(Data excerpts)
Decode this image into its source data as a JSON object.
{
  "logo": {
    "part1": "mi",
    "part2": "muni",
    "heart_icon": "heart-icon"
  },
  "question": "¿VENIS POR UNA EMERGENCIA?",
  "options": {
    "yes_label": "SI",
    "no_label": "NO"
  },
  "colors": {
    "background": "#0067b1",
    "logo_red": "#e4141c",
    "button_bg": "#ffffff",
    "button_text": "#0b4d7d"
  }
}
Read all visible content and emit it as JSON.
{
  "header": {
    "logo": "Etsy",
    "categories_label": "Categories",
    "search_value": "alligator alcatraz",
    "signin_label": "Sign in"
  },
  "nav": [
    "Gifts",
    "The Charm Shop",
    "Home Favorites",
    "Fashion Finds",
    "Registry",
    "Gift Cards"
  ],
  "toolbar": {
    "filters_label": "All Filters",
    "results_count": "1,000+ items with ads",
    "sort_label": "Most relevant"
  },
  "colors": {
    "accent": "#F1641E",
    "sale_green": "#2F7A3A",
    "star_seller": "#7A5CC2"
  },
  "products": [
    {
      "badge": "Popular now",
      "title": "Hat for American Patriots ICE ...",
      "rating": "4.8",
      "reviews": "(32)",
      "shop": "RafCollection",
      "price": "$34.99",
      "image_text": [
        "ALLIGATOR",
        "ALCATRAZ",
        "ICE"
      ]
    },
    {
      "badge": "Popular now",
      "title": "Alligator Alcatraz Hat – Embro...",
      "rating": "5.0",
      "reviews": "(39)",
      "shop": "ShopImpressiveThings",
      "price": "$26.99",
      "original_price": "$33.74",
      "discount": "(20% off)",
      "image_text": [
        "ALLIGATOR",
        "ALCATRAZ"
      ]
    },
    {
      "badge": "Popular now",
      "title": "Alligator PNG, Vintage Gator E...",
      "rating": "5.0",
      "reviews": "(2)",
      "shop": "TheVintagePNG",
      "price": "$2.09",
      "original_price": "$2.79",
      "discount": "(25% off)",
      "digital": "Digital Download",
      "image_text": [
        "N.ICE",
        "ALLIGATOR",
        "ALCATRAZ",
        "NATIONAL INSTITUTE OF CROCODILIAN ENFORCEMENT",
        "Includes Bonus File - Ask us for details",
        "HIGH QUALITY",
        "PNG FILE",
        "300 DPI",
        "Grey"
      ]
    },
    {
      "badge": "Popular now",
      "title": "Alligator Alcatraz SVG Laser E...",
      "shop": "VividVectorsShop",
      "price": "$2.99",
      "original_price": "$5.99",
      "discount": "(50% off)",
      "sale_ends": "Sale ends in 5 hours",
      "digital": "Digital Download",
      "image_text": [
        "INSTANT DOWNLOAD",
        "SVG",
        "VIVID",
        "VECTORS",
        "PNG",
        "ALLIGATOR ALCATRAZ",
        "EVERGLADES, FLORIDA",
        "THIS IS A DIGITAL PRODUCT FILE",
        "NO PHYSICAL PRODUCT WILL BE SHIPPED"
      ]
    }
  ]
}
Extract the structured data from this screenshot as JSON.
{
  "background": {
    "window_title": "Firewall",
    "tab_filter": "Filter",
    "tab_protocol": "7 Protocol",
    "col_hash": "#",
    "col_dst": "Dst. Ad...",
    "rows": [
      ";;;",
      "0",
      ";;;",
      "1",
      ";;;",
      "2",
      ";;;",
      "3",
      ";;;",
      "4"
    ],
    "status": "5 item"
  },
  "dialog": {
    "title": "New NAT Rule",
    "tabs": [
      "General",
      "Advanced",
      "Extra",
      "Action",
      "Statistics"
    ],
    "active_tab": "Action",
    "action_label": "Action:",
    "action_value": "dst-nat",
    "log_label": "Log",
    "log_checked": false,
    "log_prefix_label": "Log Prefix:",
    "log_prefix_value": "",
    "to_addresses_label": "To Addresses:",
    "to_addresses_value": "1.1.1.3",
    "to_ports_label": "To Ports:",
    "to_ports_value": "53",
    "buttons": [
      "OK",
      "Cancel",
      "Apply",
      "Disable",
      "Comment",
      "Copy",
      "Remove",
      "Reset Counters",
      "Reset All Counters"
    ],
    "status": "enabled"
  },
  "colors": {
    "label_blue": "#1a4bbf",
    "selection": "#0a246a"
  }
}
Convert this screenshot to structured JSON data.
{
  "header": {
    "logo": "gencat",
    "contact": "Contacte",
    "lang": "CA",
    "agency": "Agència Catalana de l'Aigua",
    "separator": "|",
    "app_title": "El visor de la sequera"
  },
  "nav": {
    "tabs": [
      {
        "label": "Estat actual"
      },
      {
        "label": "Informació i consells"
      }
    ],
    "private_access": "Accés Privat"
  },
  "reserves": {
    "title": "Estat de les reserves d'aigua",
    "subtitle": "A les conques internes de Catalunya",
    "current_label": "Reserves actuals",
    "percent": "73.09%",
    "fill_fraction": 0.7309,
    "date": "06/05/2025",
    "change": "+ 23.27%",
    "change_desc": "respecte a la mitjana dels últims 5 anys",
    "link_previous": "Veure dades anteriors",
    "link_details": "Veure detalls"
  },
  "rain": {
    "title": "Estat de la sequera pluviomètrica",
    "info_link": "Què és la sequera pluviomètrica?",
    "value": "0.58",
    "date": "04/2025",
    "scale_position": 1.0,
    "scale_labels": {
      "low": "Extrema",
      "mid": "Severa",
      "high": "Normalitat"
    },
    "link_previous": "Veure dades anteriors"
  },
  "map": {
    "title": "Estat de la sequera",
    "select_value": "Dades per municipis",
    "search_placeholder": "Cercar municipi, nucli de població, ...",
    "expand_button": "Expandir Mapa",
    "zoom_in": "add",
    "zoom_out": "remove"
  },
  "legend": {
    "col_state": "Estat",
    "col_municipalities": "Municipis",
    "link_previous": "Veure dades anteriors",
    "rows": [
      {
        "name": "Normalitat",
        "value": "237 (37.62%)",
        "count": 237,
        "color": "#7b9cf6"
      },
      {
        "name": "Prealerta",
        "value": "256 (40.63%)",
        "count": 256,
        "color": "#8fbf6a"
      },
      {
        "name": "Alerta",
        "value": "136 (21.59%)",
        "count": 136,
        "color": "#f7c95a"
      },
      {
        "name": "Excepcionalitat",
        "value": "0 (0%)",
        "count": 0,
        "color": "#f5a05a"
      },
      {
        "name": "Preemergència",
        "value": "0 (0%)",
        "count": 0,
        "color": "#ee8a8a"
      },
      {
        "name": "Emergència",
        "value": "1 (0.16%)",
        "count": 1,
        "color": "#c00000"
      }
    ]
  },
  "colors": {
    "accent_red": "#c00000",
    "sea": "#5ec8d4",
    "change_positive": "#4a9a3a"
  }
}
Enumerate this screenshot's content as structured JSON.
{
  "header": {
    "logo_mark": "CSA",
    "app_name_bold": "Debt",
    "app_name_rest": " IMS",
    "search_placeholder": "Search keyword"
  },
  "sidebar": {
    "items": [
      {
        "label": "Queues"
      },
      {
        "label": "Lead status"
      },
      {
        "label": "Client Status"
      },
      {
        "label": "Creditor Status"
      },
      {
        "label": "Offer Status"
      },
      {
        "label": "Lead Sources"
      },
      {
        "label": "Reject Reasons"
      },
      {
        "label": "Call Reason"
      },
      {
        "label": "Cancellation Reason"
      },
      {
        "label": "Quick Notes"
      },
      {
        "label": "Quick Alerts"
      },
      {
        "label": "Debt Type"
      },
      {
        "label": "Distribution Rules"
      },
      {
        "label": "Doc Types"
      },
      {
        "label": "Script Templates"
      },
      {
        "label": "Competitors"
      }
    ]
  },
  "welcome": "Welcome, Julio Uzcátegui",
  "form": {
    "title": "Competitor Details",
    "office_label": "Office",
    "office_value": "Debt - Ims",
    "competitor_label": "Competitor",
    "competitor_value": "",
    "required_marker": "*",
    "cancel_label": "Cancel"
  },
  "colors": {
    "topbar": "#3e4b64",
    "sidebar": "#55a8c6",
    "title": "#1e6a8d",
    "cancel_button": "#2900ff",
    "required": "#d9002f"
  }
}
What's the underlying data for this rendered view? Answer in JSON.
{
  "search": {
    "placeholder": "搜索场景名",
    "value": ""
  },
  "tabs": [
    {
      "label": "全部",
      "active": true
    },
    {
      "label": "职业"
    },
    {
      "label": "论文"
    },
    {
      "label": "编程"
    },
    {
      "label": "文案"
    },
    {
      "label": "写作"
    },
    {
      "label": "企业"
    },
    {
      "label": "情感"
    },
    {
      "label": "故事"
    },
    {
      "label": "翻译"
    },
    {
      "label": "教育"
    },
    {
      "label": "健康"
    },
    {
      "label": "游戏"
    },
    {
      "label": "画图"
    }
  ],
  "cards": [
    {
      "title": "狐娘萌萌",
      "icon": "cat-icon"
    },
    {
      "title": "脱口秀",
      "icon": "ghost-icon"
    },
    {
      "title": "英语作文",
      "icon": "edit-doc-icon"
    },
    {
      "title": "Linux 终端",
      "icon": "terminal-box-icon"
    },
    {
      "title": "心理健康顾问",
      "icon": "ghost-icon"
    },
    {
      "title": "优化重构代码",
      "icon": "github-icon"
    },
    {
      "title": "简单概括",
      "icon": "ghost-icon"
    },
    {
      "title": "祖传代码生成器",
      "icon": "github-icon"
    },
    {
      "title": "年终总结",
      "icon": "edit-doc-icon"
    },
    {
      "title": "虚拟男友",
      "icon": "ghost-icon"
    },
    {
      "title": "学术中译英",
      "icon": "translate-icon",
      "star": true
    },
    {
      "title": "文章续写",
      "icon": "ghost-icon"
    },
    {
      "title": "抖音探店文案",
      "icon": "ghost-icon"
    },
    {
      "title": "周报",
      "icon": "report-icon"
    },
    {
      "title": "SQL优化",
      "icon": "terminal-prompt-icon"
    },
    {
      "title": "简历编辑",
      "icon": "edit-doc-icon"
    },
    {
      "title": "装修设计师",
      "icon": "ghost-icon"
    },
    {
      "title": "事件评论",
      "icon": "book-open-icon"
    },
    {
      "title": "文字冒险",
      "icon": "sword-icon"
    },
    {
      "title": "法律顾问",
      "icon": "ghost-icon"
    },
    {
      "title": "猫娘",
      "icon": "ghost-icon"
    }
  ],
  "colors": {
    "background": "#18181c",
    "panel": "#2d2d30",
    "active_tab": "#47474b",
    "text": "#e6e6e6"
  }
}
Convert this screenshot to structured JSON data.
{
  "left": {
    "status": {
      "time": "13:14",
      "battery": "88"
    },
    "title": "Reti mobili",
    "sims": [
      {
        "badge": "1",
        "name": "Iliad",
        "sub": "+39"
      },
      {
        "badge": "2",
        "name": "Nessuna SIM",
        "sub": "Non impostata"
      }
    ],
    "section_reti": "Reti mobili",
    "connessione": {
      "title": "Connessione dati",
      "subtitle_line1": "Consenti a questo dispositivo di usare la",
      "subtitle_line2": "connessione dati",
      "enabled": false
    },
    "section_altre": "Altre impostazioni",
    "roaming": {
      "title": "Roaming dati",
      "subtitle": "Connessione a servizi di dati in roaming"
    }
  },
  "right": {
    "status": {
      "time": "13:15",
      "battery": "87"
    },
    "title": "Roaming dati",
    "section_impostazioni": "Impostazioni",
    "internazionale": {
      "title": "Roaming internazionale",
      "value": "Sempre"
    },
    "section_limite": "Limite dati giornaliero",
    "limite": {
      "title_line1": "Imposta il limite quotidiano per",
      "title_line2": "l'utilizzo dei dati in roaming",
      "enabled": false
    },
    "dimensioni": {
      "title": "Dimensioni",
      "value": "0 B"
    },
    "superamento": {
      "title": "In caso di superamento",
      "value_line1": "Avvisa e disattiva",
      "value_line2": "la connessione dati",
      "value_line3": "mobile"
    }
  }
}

◆ **EXERCISE TASK**
Which lines above contain the word "Lead"? Copy each of them.

◆ **SOLUTION BELOW**
        "label": "Lead status"
        "label": "Lead Sources"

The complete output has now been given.